## [STATED GOAL A]
Arrange the data records as a numbered list, leaving out blank lines, from the first line of the entries through the line containing "524, 439, 553]".
══ PAGE EXCERPT ══
Sunday, October 25, 2009

Chronicles of Kili - The Summit 5895m


We were ordered to sleep for 2 hours before dinner. Unfortunately, I have yet to master the art of sleeping on demand and all attempts were futile, so I ended up just staring at the back of my eyelids, willing time to go faster. The anticipation was killing me. We were roused to eat, so we all glumly choked down a few mouthfuls of food, aware that every one would count on the climb, then were ordered back to bed for 3 more hours of no sleep, where I lay pondering whether I should carry my water bag inside my jacket so it wouldn't freeze? Front or back? Maybe on the outside of my jacket between my backpack. How many socks can I fit in my boots? My camera in my bag or in my pocket? How many energy bars should I pack? How much water? Bandana or hat? How many Tanzania shillings to a dollar? What's the capital of Uganda? (It's Kampala, by the way)... I JUST started to drift off to sleep when came the knock on the door. Within seconds the room was alive with everyone busily getting their gear in order. Before we knew it, we were lined up, headlamps alight, our personal porters by our side, carrying our daypacks with our water, extra layers, and snacks, and at 11:30pm, we began our final ascent.

The mountain was pitch black and all that was visible was the mass of stars above and the steady stream of headlamps zig-zagging back and forth ahead and behind us. As we walked, the porters kept whispering,"pole, pole". The mountain rose up sharply and we were thankful that we couldn't see how steep it actually was or else there would have been people tumbling down around us from the vertigo.

The first 1 1/2 were pretty uneventful. I remember even thinking, "What's the big deal? I could totally do 7 hours of this". The feeling didn't last long. Around the 2 hour mark, a dull thumping started in my temple. I talked myself into believing it was from getting no sleep. No big deal. Our first stop was at 4900m, where I split a power bar with my porter and tried to ignore the now pounding headache that was slowly turning into waves of nausea. "Ignore it. It's all in your head".
═══
## [STATED GOAL B]
According to the Kilimanjaro summit post, what did the personal porters carry in the daypacks? List each item.
══ LISTING ══
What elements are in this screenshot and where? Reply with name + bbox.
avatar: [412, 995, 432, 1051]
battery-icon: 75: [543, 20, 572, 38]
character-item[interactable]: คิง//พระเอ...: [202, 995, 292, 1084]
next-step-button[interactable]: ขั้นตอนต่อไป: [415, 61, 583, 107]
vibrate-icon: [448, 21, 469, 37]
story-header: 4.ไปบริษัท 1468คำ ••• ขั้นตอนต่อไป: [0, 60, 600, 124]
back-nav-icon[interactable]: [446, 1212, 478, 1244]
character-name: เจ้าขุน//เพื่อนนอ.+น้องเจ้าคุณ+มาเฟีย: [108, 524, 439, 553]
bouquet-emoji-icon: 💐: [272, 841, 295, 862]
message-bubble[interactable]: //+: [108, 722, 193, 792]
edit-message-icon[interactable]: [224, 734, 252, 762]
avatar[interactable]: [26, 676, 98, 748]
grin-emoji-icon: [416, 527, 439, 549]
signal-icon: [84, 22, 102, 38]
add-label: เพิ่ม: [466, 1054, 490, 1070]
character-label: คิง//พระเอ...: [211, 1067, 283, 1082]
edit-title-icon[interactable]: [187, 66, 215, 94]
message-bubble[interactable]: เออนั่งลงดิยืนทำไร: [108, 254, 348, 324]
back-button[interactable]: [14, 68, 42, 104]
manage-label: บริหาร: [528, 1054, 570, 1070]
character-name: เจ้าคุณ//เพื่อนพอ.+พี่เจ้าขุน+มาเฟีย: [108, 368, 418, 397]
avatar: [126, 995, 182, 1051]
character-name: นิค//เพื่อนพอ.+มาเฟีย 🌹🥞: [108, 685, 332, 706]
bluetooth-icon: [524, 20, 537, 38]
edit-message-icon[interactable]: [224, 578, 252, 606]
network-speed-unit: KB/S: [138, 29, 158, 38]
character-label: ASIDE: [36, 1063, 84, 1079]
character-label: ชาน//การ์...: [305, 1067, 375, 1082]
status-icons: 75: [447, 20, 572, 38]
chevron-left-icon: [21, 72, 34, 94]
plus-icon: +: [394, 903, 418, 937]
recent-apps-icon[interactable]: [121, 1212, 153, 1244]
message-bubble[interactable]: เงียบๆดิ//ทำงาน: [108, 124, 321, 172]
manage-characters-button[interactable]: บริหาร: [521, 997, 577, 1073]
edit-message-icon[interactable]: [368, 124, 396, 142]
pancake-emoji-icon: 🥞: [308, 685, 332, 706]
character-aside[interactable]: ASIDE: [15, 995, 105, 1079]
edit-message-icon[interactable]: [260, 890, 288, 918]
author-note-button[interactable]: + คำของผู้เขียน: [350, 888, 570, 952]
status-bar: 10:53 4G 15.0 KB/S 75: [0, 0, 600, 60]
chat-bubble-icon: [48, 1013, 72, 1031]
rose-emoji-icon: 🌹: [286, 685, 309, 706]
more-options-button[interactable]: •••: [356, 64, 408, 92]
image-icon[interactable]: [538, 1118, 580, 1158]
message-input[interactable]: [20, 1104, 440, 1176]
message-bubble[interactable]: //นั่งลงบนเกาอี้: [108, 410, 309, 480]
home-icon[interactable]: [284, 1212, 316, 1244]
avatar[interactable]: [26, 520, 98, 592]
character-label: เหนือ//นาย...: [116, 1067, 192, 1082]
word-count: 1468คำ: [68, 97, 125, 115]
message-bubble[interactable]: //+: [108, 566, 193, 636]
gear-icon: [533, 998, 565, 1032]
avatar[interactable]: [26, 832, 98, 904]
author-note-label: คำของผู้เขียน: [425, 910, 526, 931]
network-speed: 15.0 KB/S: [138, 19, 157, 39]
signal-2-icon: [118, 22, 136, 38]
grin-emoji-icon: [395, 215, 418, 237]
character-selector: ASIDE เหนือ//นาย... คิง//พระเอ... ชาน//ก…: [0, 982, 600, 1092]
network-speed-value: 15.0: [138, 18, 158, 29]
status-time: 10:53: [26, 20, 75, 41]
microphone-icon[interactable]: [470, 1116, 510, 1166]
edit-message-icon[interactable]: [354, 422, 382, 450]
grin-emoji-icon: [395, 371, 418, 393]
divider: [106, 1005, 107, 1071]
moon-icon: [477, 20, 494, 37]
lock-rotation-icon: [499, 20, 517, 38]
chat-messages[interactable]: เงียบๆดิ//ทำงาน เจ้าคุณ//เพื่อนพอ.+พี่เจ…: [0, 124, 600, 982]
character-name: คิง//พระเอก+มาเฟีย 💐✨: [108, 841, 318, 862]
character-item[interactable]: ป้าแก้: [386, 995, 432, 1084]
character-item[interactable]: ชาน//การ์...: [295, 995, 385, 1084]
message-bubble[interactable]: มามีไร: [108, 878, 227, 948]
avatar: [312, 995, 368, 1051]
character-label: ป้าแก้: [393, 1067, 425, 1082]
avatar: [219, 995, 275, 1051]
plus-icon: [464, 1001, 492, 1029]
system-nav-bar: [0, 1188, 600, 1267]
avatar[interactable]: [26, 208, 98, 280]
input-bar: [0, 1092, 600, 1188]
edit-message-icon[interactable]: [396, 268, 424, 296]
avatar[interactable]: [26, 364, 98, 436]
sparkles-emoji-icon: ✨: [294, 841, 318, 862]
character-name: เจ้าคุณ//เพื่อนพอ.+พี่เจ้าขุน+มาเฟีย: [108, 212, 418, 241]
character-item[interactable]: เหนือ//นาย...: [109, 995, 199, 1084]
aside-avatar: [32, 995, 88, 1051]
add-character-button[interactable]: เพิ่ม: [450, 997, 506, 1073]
═══
## [WRITTEN ANSWER A]
1. What elements are in this screenshot and where? Reply with name + bbox.
2. avatar: [412, 995, 432, 1051]
3. battery-icon: 75: [543, 20, 572, 38]
4. character-item[interactable]: คิง//พระเอ...: [202, 995, 292, 1084]
5. next-step-button[interactable]: ขั้นตอนต่อไป: [415, 61, 583, 107]
6. vibrate-icon: [448, 21, 469, 37]
7. story-header: 4.ไปบริษัท 1468คำ ••• ขั้นตอนต่อไป: [0, 60, 600, 124]
8. back-nav-icon[interactable]: [446, 1212, 478, 1244]
9. character-name: เจ้าขุน//เพื่อนนอ.+น้องเจ้าคุณ+มาเฟีย: [108, 524, 439, 553]

## [WRITTEN ANSWER B]
- water
- extra layers
- snacks